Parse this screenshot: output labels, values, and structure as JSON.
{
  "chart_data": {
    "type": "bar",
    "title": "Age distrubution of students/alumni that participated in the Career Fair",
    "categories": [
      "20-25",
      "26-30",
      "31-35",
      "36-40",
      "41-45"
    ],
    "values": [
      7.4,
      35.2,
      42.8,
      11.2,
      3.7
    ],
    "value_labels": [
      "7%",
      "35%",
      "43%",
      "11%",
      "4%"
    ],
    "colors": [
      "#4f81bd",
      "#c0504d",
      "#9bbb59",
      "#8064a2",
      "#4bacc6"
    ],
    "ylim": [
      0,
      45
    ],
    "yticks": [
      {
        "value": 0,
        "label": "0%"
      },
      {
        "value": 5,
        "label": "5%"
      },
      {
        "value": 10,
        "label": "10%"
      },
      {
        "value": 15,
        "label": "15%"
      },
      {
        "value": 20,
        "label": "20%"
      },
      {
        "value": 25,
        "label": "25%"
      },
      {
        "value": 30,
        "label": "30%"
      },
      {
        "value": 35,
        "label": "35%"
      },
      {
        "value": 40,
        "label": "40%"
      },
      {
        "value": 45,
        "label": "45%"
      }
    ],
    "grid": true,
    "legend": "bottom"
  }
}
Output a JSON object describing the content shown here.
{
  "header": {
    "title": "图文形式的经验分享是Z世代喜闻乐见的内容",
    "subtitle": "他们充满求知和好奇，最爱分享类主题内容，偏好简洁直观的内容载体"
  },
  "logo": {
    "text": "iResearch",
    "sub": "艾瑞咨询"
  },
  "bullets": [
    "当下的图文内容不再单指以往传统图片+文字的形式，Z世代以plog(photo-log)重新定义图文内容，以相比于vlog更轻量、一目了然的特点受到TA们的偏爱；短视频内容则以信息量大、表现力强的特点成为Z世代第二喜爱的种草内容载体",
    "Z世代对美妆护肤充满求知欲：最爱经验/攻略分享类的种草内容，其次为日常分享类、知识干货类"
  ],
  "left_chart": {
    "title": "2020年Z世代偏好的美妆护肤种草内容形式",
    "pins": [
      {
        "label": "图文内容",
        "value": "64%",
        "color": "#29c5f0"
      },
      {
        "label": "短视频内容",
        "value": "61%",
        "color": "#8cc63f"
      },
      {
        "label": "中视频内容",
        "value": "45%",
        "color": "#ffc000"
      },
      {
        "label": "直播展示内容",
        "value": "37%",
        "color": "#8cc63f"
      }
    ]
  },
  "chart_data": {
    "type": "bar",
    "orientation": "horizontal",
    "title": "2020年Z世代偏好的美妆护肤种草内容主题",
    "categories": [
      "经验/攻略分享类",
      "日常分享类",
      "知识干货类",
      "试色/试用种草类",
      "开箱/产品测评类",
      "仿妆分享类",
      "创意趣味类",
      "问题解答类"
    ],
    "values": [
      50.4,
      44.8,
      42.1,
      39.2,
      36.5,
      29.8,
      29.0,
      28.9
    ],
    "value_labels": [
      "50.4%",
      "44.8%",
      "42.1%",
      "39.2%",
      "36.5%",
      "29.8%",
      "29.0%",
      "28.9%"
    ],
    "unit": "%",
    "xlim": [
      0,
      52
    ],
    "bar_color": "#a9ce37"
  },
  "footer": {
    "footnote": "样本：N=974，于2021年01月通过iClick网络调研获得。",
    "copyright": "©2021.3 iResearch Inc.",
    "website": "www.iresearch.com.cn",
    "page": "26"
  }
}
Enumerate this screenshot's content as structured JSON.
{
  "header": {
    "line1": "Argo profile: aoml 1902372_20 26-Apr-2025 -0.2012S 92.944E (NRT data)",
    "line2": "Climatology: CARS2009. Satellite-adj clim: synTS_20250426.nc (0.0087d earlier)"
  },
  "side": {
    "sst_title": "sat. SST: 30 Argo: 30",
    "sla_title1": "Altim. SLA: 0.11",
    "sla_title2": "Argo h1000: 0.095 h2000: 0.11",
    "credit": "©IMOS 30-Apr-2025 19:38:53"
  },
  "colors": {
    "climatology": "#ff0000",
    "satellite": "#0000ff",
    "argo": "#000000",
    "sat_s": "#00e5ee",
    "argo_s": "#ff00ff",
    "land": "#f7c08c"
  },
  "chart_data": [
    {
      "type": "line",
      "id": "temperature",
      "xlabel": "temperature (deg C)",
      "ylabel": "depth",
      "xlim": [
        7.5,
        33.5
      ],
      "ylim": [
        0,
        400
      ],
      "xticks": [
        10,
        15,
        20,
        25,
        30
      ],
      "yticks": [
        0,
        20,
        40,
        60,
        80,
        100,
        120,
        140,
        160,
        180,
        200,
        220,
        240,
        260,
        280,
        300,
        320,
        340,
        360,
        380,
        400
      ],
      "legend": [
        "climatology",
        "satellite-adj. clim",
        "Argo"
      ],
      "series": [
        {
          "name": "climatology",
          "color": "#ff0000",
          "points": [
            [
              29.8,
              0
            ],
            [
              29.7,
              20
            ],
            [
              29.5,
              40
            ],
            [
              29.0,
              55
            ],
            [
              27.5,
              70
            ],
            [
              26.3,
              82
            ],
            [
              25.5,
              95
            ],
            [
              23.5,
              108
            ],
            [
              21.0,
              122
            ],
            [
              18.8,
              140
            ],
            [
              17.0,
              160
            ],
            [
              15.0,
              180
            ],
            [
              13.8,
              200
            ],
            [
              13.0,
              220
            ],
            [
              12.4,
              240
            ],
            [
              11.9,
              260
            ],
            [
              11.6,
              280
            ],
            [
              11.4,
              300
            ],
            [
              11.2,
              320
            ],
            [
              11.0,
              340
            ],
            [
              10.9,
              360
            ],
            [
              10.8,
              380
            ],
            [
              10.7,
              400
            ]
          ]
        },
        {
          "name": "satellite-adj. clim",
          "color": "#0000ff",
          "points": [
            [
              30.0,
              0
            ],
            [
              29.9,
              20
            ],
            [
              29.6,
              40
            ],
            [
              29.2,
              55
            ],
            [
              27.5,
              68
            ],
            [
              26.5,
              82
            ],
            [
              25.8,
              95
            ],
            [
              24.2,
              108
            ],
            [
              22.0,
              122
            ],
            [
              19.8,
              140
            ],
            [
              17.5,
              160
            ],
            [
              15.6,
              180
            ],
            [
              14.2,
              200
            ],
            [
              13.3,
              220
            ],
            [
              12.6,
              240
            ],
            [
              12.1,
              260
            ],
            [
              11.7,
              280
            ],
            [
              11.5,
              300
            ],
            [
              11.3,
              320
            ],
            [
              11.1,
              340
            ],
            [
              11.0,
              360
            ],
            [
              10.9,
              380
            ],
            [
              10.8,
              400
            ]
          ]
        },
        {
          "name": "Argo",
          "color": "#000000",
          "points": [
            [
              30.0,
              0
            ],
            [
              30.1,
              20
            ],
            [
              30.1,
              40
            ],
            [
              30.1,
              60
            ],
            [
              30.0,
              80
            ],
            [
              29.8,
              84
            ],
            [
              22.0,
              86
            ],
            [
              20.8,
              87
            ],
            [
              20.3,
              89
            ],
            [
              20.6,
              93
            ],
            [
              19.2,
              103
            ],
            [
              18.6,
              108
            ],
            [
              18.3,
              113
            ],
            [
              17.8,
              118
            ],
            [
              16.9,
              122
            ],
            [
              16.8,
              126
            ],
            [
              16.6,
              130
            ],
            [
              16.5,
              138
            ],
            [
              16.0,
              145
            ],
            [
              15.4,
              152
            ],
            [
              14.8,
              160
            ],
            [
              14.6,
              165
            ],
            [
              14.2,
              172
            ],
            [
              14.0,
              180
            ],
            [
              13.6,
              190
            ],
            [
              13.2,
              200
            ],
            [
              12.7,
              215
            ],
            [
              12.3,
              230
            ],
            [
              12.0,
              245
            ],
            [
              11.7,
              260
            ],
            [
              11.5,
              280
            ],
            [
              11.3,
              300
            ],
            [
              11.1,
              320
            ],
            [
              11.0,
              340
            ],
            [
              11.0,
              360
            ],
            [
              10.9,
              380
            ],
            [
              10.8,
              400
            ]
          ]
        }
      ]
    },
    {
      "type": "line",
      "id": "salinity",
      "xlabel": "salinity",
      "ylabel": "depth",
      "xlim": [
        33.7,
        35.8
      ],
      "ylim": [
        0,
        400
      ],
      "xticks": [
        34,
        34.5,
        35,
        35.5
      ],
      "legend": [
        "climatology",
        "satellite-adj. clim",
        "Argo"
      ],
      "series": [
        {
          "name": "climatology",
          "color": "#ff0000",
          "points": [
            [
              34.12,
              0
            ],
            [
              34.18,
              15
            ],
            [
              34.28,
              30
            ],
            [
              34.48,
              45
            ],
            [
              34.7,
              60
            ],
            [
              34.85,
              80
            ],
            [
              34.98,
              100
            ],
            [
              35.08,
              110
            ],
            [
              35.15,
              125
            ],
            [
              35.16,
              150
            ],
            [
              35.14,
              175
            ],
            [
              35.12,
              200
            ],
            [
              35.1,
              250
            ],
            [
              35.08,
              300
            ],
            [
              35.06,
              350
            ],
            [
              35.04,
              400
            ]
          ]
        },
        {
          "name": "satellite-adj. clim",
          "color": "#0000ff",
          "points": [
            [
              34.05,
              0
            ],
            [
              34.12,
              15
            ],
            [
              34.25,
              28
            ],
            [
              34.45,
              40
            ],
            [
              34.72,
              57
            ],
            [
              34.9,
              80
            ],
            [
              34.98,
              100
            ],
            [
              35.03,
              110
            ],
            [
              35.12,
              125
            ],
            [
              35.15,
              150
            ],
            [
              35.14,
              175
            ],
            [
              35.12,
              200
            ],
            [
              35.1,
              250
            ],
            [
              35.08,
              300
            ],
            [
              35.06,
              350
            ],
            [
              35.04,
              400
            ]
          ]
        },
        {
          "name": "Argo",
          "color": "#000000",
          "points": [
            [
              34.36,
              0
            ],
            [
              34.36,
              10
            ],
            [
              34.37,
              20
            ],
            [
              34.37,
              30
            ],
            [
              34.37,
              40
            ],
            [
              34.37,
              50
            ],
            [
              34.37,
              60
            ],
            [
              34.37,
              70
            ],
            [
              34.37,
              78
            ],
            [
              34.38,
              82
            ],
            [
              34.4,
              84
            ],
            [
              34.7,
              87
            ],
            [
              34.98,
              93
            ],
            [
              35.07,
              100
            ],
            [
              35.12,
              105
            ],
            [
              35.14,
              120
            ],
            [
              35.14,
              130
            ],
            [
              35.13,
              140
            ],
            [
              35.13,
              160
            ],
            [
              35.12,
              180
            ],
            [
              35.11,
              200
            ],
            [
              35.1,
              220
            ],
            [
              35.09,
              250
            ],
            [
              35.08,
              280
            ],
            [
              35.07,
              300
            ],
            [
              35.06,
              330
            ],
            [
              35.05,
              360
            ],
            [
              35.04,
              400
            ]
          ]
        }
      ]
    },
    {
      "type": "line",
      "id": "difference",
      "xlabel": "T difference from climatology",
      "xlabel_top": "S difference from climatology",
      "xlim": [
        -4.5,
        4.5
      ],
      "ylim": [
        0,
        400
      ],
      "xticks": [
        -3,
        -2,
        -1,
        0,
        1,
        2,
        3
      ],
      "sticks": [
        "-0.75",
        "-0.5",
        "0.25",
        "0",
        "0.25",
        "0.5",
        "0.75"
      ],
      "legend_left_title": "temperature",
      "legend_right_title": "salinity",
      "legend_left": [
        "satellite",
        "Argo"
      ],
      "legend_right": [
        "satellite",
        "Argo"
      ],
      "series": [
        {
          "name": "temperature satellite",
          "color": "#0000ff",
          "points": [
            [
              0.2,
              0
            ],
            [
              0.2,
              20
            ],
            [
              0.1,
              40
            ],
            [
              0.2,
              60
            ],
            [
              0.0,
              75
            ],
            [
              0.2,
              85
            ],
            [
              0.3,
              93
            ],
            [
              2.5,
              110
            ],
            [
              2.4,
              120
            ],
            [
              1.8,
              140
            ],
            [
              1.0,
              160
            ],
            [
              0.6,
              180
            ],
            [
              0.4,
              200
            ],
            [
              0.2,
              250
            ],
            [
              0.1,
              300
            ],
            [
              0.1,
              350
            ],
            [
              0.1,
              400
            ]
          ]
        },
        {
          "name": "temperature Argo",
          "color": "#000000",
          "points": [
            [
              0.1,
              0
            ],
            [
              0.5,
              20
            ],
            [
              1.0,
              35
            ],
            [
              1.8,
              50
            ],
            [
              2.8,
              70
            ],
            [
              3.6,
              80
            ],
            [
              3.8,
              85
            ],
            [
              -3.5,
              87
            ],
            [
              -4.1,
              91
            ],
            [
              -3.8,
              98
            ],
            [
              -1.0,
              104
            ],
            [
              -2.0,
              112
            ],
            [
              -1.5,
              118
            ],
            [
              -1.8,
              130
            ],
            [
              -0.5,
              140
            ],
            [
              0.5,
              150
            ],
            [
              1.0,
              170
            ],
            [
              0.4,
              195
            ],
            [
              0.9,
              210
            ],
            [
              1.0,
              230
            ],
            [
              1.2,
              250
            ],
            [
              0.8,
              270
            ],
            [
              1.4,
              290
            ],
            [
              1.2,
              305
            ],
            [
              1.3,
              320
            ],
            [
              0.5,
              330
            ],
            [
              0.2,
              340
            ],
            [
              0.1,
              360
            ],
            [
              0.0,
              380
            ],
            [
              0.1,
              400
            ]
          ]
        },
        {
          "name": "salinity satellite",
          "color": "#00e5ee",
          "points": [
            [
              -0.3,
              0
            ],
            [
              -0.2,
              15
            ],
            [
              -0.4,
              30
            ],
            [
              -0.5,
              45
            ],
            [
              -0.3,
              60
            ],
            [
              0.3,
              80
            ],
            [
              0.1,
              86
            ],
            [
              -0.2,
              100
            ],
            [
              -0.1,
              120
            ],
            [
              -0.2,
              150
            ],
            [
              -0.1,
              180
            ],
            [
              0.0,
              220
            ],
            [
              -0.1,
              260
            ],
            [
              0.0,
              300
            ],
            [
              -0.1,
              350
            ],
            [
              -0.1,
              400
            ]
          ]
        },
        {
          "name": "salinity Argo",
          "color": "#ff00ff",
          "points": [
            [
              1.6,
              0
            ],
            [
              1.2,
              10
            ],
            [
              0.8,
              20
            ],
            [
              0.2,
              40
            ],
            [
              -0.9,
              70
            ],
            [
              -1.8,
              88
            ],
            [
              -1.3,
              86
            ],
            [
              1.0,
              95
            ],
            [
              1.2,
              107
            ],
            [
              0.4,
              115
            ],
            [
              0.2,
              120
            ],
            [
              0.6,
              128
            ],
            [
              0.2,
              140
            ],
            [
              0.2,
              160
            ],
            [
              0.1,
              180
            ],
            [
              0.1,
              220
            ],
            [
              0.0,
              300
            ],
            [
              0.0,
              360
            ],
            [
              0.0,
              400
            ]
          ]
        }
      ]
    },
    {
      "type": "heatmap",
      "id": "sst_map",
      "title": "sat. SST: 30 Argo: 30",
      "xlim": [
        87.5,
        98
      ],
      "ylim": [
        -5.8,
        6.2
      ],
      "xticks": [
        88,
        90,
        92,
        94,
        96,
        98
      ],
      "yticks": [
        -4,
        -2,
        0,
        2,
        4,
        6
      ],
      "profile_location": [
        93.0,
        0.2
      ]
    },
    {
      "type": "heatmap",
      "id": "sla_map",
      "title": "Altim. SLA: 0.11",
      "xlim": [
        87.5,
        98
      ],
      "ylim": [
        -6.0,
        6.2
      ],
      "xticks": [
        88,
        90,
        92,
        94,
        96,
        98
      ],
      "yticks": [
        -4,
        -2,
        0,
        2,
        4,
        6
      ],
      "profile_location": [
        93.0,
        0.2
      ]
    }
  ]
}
------------------------------------------------------------
WHAT YOU HAVE TO DO:
Give only the number of lines in the data that hold the string "JSON".

TASK SOLUTION:
3